== DATASET ==
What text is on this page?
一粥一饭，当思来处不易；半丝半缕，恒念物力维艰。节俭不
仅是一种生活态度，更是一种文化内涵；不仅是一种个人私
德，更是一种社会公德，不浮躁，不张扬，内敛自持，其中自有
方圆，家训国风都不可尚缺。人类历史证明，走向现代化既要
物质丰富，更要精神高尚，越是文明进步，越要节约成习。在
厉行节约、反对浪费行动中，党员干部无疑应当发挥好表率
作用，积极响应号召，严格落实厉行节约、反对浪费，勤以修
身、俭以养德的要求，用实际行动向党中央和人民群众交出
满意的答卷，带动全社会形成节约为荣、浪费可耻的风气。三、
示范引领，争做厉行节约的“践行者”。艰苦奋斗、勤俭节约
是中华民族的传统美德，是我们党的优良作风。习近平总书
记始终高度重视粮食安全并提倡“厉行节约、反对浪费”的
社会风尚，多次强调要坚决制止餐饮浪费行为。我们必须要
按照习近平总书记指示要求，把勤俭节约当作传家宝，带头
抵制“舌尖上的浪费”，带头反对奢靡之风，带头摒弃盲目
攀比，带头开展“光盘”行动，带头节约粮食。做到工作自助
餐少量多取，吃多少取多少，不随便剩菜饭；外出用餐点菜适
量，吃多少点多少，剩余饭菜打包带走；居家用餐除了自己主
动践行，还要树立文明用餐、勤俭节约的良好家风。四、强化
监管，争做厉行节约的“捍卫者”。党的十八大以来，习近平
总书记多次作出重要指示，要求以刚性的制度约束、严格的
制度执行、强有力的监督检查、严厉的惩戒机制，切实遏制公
===
== DATASET ==
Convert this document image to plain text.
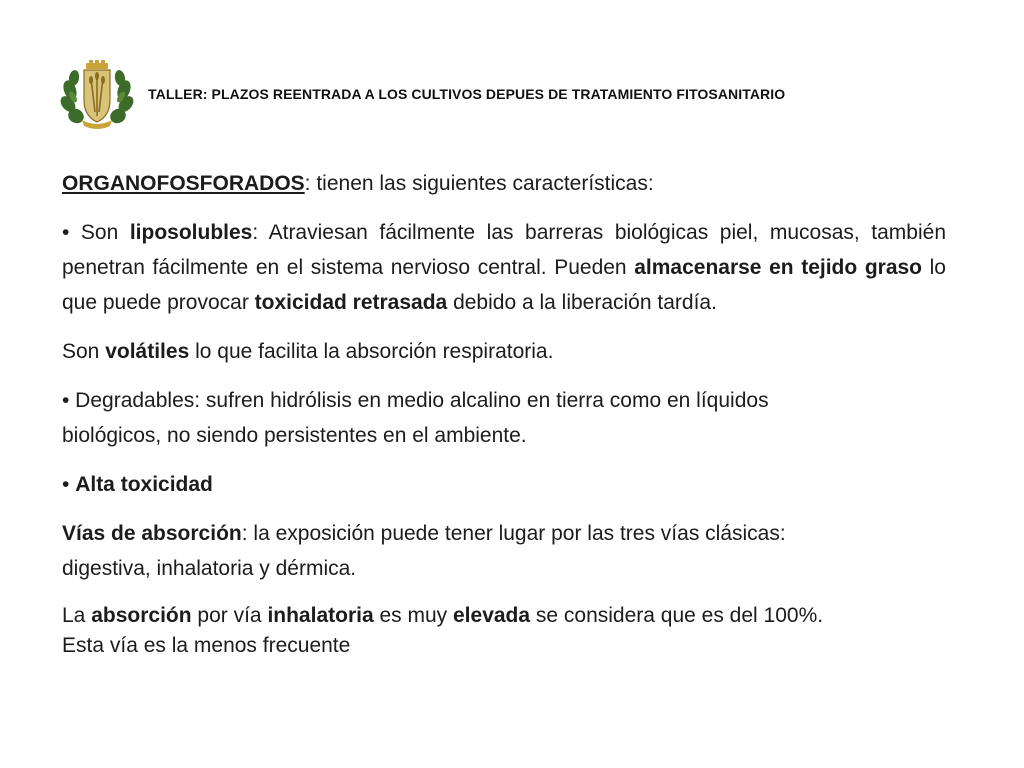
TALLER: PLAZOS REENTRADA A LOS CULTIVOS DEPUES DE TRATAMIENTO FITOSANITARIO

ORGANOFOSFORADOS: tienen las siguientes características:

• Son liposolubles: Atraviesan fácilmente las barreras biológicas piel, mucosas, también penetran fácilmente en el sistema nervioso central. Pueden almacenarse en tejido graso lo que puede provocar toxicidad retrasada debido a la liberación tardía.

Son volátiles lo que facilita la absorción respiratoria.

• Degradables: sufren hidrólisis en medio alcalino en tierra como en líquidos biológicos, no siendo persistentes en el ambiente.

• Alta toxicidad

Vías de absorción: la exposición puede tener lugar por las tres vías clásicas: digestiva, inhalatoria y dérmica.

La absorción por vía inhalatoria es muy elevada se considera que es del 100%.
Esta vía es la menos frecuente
===
== DATASET ==
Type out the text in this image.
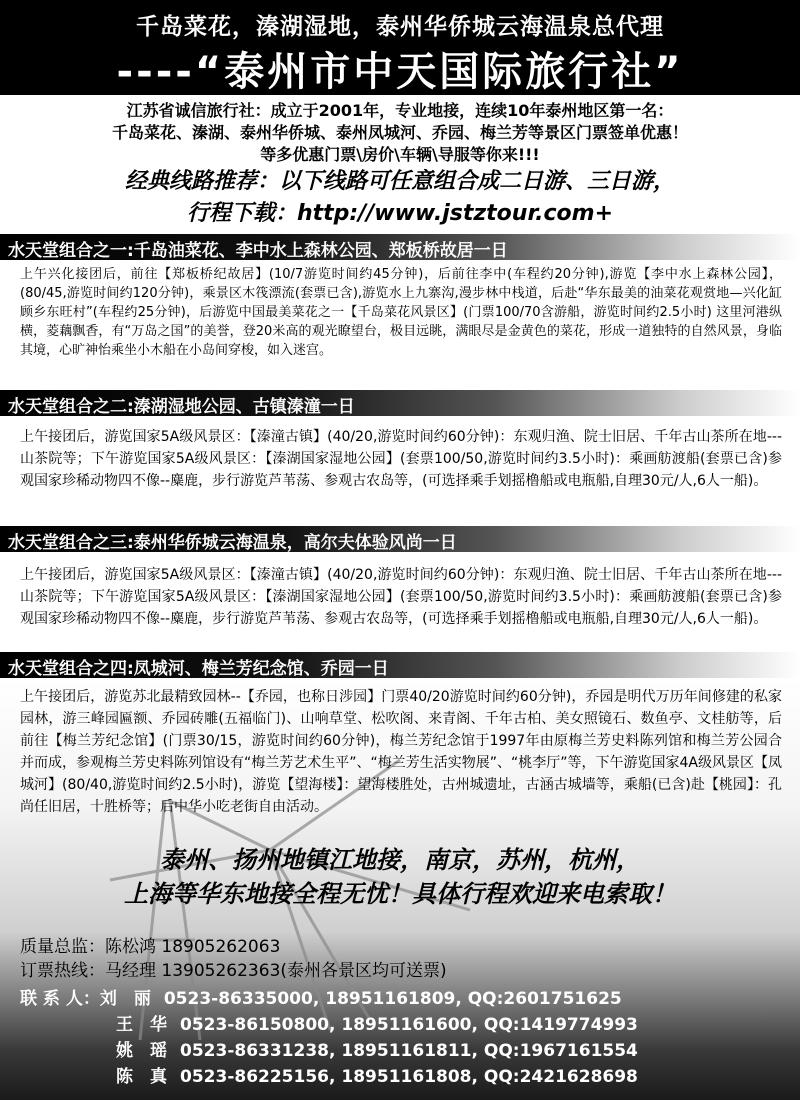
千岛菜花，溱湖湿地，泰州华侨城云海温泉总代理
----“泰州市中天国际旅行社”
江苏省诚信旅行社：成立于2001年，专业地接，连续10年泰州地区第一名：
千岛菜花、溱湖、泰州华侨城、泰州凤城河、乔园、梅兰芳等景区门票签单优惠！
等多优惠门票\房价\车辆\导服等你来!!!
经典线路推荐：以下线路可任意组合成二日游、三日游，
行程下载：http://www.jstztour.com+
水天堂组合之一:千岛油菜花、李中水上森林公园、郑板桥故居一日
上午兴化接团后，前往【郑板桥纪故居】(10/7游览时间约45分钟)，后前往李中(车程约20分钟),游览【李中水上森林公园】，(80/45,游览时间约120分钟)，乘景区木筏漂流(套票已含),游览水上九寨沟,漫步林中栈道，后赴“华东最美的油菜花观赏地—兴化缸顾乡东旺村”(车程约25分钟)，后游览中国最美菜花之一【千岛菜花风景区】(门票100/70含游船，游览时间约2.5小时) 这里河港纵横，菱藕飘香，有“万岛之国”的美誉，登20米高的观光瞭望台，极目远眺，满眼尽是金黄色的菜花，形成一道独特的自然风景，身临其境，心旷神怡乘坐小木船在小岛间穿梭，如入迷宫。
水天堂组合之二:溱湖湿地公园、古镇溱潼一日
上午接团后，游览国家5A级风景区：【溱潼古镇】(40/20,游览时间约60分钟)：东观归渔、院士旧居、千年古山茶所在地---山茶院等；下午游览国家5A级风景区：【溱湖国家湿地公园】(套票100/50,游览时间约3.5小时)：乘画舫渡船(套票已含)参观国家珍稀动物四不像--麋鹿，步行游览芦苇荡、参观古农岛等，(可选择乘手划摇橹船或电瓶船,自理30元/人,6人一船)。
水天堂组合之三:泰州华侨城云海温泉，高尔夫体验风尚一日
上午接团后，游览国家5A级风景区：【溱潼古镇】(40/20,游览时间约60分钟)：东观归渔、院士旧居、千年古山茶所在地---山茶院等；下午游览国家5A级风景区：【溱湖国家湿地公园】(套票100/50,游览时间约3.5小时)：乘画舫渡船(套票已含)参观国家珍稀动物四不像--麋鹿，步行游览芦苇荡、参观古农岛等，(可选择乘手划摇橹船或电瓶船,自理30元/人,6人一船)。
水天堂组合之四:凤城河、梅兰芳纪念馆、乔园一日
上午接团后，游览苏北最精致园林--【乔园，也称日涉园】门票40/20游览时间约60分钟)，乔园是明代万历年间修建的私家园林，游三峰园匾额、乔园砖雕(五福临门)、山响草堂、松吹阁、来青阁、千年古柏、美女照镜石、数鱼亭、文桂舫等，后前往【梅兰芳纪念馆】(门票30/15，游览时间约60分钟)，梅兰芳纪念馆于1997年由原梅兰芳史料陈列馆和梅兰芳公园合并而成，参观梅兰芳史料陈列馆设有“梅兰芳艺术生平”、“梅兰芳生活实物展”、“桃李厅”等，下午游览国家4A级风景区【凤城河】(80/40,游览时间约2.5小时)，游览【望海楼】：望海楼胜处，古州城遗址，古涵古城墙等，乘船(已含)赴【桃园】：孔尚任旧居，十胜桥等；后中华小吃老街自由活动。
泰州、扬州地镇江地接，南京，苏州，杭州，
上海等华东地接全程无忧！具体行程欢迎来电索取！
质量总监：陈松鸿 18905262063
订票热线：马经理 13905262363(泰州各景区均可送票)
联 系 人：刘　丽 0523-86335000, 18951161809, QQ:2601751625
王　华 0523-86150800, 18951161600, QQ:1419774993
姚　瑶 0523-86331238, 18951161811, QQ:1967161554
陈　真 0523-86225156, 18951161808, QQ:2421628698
===
◆ **WHAT IS EXPECTED**
Say, as a number only, how many lines of the data contain "争做厉行节约的".

◆ **ANSWER TO THE EXERCISE**
2